### DO THIS
In how many lines of the data does the word "Якутия" appear? Give the number by itself.

### MATERIAL TO PROCESS
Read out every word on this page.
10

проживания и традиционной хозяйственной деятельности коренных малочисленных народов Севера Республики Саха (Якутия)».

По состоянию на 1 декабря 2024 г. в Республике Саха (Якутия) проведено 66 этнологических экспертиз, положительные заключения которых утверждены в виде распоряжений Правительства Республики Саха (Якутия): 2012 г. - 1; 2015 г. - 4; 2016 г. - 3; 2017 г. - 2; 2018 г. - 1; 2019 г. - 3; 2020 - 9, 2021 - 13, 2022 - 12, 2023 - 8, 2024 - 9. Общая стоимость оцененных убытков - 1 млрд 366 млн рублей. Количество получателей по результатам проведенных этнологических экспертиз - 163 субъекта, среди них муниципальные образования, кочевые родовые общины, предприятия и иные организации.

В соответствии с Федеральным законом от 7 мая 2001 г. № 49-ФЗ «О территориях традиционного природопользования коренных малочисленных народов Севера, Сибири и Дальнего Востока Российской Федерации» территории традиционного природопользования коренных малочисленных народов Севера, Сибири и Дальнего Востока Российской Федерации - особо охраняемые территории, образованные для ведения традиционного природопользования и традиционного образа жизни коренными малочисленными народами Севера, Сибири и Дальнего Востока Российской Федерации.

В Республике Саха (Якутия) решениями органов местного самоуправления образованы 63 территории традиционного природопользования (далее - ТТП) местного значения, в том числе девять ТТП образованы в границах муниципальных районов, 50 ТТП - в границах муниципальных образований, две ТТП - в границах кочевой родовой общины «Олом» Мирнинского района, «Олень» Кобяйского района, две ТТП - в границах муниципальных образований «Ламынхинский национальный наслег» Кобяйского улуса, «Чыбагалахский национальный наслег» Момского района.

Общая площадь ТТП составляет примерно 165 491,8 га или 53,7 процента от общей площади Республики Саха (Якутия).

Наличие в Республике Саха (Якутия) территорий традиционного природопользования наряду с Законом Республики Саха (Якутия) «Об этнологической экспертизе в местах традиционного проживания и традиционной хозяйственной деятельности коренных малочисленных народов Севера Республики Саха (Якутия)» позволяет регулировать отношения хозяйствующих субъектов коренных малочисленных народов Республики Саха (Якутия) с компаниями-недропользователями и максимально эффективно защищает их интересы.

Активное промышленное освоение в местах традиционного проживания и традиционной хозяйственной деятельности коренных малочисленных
* * *
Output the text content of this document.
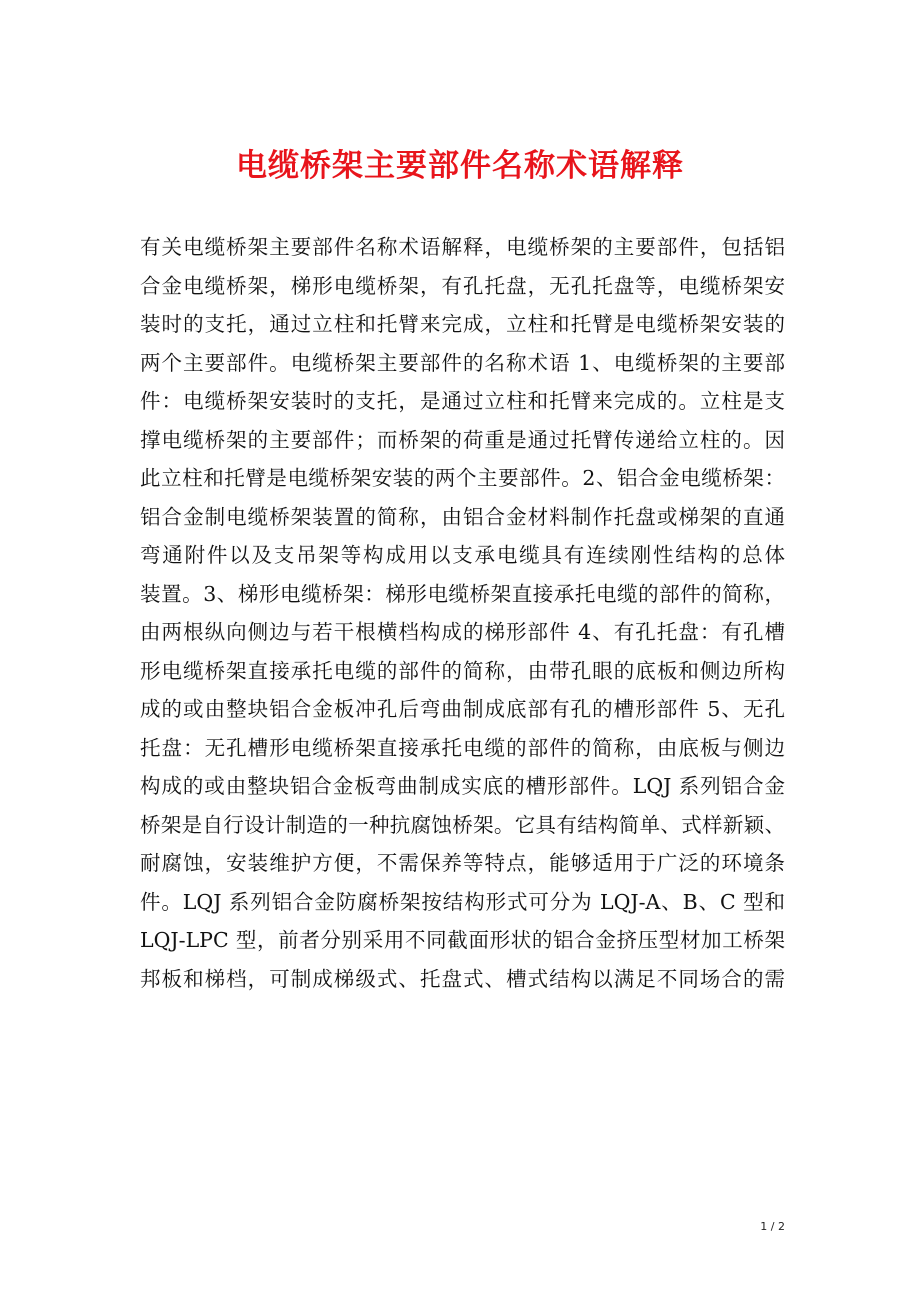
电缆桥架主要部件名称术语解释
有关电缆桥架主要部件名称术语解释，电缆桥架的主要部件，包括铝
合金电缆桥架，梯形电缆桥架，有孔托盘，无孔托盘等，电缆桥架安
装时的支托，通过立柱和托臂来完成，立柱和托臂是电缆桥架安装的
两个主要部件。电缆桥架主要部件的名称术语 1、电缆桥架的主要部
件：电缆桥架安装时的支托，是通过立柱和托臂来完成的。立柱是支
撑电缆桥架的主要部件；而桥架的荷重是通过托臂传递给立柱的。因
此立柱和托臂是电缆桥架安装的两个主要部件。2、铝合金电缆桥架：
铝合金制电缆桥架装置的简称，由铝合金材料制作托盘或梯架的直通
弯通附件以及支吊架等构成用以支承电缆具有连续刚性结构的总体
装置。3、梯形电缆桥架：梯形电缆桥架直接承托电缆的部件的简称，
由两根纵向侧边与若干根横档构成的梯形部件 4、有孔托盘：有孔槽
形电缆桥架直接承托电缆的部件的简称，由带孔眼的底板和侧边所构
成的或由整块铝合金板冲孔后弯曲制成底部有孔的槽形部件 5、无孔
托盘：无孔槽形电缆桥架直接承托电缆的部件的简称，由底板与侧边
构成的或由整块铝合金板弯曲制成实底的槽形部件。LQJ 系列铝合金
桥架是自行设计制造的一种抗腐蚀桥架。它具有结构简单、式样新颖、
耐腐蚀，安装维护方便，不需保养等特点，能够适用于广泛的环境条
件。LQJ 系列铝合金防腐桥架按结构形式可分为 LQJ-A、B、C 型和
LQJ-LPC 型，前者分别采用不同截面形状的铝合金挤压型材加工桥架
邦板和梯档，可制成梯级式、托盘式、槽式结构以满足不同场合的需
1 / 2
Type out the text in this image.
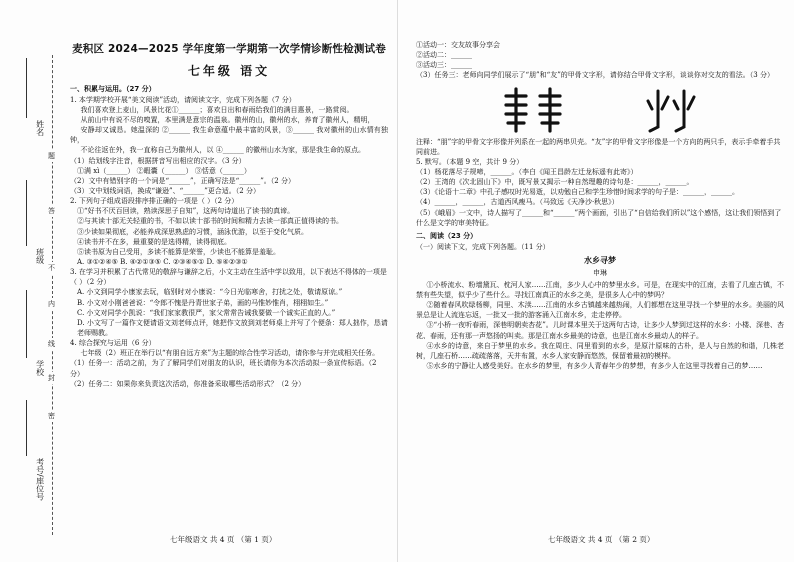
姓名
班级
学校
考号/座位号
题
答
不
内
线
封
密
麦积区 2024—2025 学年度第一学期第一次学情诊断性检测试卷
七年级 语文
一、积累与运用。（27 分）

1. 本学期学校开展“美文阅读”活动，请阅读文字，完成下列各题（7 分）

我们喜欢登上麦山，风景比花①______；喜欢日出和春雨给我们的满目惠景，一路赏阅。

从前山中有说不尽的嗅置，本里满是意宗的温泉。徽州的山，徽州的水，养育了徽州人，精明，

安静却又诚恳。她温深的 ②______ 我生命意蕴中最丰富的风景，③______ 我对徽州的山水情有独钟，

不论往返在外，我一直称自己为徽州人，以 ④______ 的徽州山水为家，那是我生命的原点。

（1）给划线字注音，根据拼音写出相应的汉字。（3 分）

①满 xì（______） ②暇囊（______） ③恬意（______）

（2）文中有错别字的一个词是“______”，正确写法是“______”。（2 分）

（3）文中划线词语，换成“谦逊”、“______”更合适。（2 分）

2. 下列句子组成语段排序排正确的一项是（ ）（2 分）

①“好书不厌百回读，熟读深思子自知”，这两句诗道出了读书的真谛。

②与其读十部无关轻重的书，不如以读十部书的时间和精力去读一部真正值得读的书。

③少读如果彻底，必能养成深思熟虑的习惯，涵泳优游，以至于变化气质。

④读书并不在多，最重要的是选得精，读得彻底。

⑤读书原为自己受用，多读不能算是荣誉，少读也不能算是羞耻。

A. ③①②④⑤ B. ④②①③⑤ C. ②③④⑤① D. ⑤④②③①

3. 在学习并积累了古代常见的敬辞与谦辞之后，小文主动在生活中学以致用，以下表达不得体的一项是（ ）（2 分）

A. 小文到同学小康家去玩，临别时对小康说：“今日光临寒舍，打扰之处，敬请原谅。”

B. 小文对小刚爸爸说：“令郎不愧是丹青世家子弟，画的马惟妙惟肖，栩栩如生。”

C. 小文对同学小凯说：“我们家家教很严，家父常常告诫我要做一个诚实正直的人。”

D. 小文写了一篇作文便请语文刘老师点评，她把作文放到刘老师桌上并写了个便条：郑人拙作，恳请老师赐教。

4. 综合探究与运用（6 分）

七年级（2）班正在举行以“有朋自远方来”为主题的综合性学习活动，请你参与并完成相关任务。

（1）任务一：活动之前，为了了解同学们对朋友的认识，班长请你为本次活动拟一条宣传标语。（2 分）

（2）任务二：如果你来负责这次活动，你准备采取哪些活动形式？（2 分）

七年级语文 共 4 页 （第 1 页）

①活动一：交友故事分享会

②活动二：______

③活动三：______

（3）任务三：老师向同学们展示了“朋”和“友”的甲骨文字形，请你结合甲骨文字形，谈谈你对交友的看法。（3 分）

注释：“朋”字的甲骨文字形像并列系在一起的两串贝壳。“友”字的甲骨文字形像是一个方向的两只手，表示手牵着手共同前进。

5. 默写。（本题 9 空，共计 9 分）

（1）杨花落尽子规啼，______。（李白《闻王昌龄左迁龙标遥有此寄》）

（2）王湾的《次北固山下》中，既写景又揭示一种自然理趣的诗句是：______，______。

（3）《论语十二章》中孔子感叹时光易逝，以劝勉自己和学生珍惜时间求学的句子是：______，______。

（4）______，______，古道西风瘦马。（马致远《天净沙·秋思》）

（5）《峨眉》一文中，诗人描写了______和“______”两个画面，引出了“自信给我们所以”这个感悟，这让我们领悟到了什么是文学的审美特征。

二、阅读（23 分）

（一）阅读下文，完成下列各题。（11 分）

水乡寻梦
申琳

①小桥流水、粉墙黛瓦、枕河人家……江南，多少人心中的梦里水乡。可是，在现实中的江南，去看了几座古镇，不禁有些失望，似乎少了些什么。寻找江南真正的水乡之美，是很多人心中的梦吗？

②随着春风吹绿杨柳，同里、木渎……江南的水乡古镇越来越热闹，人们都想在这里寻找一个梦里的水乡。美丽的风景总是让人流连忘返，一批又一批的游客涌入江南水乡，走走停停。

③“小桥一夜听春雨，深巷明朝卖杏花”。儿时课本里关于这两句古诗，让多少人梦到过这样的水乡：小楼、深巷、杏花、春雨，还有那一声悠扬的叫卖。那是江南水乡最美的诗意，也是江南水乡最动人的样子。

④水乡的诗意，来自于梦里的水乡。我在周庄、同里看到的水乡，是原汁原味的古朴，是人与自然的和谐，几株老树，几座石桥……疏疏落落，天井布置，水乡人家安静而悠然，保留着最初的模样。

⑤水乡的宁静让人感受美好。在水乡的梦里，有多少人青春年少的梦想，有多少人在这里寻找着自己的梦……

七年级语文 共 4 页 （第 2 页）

### ANSWER IN FULL
5